(Collected data)
□ □ □ □ □ □ □

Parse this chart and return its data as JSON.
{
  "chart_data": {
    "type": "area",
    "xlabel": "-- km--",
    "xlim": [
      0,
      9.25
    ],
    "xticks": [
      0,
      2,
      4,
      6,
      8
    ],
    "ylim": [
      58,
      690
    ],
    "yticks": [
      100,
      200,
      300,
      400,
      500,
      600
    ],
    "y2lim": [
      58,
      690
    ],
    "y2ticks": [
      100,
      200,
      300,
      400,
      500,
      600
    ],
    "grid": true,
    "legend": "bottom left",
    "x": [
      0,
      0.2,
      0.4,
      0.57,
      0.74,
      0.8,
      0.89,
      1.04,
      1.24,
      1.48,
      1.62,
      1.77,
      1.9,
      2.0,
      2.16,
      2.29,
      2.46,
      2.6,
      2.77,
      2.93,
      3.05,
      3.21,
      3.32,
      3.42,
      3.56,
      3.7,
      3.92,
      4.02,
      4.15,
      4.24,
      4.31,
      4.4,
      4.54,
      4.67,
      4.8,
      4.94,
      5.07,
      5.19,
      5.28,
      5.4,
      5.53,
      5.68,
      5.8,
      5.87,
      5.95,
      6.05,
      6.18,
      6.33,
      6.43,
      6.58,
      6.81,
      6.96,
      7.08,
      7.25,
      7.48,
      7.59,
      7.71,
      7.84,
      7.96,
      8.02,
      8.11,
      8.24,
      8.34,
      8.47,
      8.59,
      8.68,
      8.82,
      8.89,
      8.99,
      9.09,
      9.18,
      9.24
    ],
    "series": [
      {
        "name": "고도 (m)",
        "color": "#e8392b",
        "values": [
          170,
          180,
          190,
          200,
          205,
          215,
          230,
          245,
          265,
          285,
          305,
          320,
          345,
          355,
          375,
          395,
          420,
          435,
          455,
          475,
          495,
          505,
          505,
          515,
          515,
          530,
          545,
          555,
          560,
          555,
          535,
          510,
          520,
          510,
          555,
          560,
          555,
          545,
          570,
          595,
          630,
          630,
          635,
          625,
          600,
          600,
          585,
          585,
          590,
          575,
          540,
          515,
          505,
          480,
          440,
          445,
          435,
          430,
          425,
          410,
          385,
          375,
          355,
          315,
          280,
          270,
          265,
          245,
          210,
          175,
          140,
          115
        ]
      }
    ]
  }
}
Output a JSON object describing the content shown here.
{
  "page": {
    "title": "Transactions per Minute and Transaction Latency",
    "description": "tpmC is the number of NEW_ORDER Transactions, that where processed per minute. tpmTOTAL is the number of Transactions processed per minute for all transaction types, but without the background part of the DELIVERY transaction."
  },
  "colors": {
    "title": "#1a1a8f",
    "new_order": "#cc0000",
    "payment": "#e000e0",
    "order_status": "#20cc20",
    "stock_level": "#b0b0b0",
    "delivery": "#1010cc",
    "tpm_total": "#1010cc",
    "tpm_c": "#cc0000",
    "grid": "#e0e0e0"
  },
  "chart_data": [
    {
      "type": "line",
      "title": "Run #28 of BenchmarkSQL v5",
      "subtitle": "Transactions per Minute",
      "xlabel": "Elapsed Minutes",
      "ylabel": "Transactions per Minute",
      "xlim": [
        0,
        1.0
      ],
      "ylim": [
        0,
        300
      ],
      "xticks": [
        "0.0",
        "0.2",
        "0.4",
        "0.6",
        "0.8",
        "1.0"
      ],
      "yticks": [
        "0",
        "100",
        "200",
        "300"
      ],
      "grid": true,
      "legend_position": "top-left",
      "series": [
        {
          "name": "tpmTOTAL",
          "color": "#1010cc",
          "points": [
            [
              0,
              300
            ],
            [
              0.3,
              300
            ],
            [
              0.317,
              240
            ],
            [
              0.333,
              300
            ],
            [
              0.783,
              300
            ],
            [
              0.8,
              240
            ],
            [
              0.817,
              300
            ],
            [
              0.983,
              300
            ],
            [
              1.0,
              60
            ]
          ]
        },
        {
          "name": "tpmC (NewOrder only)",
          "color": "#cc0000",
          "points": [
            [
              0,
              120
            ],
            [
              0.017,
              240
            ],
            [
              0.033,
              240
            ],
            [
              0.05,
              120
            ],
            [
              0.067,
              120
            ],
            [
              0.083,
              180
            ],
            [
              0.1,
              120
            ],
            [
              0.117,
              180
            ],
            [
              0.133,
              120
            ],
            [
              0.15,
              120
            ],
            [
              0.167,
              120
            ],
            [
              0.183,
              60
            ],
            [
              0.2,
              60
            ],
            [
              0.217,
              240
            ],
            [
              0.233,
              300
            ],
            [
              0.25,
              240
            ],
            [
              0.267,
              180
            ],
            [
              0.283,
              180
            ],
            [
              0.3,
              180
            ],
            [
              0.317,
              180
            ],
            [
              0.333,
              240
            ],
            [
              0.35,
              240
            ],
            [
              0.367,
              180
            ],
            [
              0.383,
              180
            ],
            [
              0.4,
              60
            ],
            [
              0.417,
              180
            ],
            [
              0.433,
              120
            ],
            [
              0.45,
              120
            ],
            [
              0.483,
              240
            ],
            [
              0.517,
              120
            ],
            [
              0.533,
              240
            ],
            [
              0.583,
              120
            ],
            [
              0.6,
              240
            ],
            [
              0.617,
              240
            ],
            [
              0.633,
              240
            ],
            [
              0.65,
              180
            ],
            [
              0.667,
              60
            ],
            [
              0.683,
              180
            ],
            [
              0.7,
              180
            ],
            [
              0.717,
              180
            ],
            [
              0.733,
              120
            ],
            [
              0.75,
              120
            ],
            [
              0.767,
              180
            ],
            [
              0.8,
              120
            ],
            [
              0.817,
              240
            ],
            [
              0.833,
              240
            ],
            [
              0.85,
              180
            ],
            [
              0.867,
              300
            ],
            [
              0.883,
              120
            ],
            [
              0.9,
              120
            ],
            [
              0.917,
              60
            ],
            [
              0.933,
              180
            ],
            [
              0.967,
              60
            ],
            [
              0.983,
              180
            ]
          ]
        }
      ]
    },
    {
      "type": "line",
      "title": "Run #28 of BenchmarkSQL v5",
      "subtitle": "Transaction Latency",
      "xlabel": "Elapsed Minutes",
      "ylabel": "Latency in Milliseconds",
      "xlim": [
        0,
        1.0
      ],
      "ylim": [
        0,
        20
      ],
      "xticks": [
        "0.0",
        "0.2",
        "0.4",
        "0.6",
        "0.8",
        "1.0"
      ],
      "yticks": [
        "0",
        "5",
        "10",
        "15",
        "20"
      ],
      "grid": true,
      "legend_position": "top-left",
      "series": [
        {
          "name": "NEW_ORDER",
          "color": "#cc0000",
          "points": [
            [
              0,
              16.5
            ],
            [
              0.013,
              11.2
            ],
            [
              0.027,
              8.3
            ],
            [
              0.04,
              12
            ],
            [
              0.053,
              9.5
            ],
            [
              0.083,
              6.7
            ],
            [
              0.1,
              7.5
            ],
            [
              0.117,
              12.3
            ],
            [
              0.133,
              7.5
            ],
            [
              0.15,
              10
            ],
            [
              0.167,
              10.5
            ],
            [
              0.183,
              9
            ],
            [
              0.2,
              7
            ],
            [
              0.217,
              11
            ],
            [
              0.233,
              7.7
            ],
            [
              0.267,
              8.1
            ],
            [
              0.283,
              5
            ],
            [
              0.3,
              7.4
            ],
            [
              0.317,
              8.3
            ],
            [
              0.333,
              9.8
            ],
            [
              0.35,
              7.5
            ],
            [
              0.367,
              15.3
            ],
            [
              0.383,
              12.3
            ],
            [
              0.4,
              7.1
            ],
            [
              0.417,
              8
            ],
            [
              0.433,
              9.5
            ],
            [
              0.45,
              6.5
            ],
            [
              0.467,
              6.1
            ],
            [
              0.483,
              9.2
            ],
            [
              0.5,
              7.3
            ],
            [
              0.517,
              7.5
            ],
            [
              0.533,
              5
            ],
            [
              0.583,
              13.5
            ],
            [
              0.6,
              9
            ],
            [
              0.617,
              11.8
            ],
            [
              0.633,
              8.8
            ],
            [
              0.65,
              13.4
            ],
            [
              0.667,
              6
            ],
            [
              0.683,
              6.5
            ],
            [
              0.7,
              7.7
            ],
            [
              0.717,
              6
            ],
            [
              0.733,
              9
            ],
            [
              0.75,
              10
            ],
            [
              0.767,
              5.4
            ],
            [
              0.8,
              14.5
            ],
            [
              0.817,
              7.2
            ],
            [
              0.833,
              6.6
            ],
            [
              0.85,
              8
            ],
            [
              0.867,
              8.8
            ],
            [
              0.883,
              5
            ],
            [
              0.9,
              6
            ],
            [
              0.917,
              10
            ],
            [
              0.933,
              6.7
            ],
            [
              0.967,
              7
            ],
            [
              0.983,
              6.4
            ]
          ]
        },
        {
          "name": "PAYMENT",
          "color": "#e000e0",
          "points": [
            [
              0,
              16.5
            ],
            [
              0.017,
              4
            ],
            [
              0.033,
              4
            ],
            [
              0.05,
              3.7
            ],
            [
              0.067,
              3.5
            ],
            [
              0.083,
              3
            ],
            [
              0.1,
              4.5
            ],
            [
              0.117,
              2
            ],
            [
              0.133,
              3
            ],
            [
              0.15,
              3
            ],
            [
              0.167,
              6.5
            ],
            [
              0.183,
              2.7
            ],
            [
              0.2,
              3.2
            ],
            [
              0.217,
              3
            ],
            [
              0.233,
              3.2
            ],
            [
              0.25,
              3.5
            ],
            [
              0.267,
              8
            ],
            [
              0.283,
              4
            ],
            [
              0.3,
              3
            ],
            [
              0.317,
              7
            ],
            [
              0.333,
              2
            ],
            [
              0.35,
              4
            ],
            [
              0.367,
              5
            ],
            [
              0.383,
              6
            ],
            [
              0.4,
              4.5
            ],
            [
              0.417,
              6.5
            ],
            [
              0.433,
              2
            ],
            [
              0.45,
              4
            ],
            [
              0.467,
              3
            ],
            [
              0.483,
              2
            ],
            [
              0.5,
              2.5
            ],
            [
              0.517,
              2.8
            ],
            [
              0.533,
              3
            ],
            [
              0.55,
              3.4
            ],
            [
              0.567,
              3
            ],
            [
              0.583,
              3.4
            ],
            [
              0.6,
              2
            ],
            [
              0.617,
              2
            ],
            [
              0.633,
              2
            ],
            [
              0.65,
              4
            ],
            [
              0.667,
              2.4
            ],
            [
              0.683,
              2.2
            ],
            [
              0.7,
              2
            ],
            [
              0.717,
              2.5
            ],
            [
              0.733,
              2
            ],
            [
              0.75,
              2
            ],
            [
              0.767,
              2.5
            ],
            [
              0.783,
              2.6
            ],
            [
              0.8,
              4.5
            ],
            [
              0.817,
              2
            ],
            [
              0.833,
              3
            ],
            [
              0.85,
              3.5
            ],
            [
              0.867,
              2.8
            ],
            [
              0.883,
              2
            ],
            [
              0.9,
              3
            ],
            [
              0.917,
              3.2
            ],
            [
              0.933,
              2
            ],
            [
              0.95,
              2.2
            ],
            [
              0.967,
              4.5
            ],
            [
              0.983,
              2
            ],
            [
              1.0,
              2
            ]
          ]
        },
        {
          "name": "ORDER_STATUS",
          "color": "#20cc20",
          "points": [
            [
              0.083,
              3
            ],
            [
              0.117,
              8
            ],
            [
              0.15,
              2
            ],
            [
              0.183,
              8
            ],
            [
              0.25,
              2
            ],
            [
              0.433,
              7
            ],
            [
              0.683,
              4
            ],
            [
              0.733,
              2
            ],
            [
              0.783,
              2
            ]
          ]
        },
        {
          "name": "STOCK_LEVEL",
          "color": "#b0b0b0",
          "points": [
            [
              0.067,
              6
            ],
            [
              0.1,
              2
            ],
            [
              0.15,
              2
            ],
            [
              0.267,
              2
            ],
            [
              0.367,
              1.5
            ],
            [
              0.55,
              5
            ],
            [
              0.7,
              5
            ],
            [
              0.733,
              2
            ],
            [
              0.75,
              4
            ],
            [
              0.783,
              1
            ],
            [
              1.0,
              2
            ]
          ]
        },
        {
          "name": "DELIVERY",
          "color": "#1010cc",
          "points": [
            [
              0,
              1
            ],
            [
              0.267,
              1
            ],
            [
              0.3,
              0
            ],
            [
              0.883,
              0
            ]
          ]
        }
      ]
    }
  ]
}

□ □ □ □ □ □ □

> [Given task] Look for the word "tpmTOTAL" and return every line where it occurs.

> [In response]
    "description": "tpmC is the number of NEW_ORDER Transactions, that where processed per minute. tpmTOTAL is the number of Transactions processed per minute for all transaction types, but without the background part of the DELIVERY transaction."
          "name": "tpmTOTAL",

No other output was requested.